----- MATERIAL FOR THIS TASK

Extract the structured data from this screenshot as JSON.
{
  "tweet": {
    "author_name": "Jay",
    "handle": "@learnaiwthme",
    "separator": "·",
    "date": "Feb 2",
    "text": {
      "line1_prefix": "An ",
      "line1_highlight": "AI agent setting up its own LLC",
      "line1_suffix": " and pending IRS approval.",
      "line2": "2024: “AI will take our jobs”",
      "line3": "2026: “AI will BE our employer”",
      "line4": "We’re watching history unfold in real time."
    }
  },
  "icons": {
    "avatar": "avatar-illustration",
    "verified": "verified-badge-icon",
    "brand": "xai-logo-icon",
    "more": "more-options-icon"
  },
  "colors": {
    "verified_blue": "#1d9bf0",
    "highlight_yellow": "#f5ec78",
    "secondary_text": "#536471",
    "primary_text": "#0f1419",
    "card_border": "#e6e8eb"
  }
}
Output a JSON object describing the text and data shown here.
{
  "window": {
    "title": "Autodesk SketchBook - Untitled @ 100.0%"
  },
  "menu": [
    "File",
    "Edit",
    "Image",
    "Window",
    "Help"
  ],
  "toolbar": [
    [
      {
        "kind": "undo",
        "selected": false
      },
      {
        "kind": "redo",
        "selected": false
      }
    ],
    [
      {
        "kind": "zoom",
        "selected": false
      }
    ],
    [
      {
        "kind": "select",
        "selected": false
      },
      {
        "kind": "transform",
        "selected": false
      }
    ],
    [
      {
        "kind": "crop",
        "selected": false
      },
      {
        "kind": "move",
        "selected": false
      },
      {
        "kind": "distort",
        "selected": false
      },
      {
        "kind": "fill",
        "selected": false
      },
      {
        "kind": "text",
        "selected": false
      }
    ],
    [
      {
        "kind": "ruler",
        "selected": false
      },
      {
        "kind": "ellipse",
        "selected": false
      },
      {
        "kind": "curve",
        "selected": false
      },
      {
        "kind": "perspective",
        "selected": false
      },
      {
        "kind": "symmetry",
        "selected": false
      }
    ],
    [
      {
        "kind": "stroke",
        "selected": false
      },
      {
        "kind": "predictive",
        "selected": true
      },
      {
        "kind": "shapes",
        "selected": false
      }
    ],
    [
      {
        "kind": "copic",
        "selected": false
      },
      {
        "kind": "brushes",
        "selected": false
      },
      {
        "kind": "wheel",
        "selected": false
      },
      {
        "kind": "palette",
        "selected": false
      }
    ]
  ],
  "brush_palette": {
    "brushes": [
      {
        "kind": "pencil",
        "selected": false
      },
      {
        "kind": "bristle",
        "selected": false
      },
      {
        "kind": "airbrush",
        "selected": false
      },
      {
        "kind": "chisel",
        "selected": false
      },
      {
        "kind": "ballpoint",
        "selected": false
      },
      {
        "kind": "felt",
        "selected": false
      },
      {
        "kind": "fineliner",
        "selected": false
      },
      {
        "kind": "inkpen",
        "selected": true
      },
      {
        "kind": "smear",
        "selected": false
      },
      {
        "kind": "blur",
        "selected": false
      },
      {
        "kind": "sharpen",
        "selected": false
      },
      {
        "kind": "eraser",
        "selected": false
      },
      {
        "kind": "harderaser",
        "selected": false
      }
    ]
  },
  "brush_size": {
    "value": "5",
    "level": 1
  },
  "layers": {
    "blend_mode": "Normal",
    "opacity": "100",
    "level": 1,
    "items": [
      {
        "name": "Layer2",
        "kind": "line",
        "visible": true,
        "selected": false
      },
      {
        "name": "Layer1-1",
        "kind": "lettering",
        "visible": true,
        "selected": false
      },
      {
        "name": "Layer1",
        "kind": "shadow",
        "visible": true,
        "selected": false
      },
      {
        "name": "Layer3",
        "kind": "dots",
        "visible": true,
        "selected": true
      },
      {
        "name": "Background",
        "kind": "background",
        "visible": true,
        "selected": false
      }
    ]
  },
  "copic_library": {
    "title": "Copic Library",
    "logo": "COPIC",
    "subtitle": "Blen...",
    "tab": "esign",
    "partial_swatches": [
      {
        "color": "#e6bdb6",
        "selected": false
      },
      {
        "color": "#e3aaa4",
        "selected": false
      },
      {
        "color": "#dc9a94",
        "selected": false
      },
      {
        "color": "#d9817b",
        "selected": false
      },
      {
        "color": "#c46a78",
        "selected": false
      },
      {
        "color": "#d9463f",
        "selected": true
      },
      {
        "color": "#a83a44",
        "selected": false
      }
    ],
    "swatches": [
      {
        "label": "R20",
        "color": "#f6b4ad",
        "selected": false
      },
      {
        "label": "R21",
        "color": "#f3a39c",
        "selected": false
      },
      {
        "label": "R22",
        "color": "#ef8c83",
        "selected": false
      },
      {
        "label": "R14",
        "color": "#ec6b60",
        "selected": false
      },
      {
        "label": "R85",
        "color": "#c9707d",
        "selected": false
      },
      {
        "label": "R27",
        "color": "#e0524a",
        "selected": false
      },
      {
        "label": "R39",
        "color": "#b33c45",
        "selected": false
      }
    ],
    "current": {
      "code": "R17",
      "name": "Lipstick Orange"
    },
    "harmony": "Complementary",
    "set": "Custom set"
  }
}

----------

Quote the data above in full, changing nothing.

Extract the structured data from this screenshot as JSON.
{
  "tweet": {
    "author_name": "Jay",
    "handle": "@learnaiwthme",
    "separator": "·",
    "date": "Feb 2",
    "text": {
      "line1_prefix": "An ",
      "line1_highlight": "AI agent setting up its own LLC",
      "line1_suffix": " and pending IRS approval.",
      "line2": "2024: “AI will take our jobs”",
      "line3": "2026: “AI will BE our employer”",
      "line4": "We’re watching history unfold in real time."
    }
  },
  "icons": {
    "avatar": "avatar-illustration",
    "verified": "verified-badge-icon",
    "brand": "xai-logo-icon",
    "more": "more-options-icon"
  },
  "colors": {
    "verified_blue": "#1d9bf0",
    "highlight_yellow": "#f5ec78",
    "secondary_text": "#536471",
    "primary_text": "#0f1419",
    "card_border": "#e6e8eb"
  }
}
Output a JSON object describing the text and data shown here.
{
  "window": {
    "title": "Autodesk SketchBook - Untitled @ 100.0%"
  },
  "menu": [
    "File",
    "Edit",
    "Image",
    "Window",
    "Help"
  ],
  "toolbar": [
    [
      {
        "kind": "undo",
        "selected": false
      },
      {
        "kind": "redo",
        "selected": false
      }
    ],
    [
      {
        "kind": "zoom",
        "selected": false
      }
    ],
    [
      {
        "kind": "select",
        "selected": false
      },
      {
        "kind": "transform",
        "selected": false
      }
    ],
    [
      {
        "kind": "crop",
        "selected": false
      },
      {
        "kind": "move",
        "selected": false
      },
      {
        "kind": "distort",
        "selected": false
      },
      {
        "kind": "fill",
        "selected": false
      },
      {
        "kind": "text",
        "selected": false
      }
    ],
    [
      {
        "kind": "ruler",
        "selected": false
      },
      {
        "kind": "ellipse",
        "selected": false
      },
      {
        "kind": "curve",
        "selected": false
      },
      {
        "kind": "perspective",
        "selected": false
      },
      {
        "kind": "symmetry",
        "selected": false
      }
    ],
    [
      {
        "kind": "stroke",
        "selected": false
      },
      {
        "kind": "predictive",
        "selected": true
      },
      {
        "kind": "shapes",
        "selected": false
      }
    ],
    [
      {
        "kind": "copic",
        "selected": false
      },
      {
        "kind": "brushes",
        "selected": false
      },
      {
        "kind": "wheel",
        "selected": false
      },
      {
        "kind": "palette",
        "selected": false
      }
    ]
  ],
  "brush_palette": {
    "brushes": [
      {
        "kind": "pencil",
        "selected": false
      },
      {
        "kind": "bristle",
        "selected": false
      },
      {
        "kind": "airbrush",
        "selected": false
      },
      {
        "kind": "chisel",
        "selected": false
      },
      {
        "kind": "ballpoint",
        "selected": false
      },
      {
        "kind": "felt",
        "selected": false
      },
      {
        "kind": "fineliner",
        "selected": false
      },
      {
        "kind": "inkpen",
        "selected": true
      },
      {
        "kind": "smear",
        "selected": false
      },
      {
        "kind": "blur",
        "selected": false
      },
      {
        "kind": "sharpen",
        "selected": false
      },
      {
        "kind": "eraser",
        "selected": false
      },
      {
        "kind": "harderaser",
        "selected": false
      }
    ]
  },
  "brush_size": {
    "value": "5",
    "level": 1
  },
  "layers": {
    "blend_mode": "Normal",
    "opacity": "100",
    "level": 1,
    "items": [
      {
        "name": "Layer2",
        "kind": "line",
        "visible": true,
        "selected": false
      },
      {
        "name": "Layer1-1",
        "kind": "lettering",
        "visible": true,
        "selected": false
      },
      {
        "name": "Layer1",
        "kind": "shadow",
        "visible": true,
        "selected": false
      },
      {
        "name": "Layer3",
        "kind": "dots",
        "visible": true,
        "selected": true
      },
      {
        "name": "Background",
        "kind": "background",
        "visible": true,
        "selected": false
      }
    ]
  },
  "copic_library": {
    "title": "Copic Library",
    "logo": "COPIC",
    "subtitle": "Blen...",
    "tab": "esign",
    "partial_swatches": [
      {
        "color": "#e6bdb6",
        "selected": false
      },
      {
        "color": "#e3aaa4",
        "selected": false
      },
      {
        "color": "#dc9a94",
        "selected": false
      },
      {
        "color": "#d9817b",
        "selected": false
      },
      {
        "color": "#c46a78",
        "selected": false
      },
      {
        "color": "#d9463f",
        "selected": true
      },
      {
        "color": "#a83a44",
        "selected": false
      }
    ],
    "swatches": [
      {
        "label": "R20",
        "color": "#f6b4ad",
        "selected": false
      },
      {
        "label": "R21",
        "color": "#f3a39c",
        "selected": false
      },
      {
        "label": "R22",
        "color": "#ef8c83",
        "selected": false
      },
      {
        "label": "R14",
        "color": "#ec6b60",
        "selected": false
      },
      {
        "label": "R85",
        "color": "#c9707d",
        "selected": false
      },
      {
        "label": "R27",
        "color": "#e0524a",
        "selected": false
      },
      {
        "label": "R39",
        "color": "#b33c45",
        "selected": false
      }
    ],
    "current": {
      "code": "R17",
      "name": "Lipstick Orange"
    },
    "harmony": "Complementary",
    "set": "Custom set"
  }
}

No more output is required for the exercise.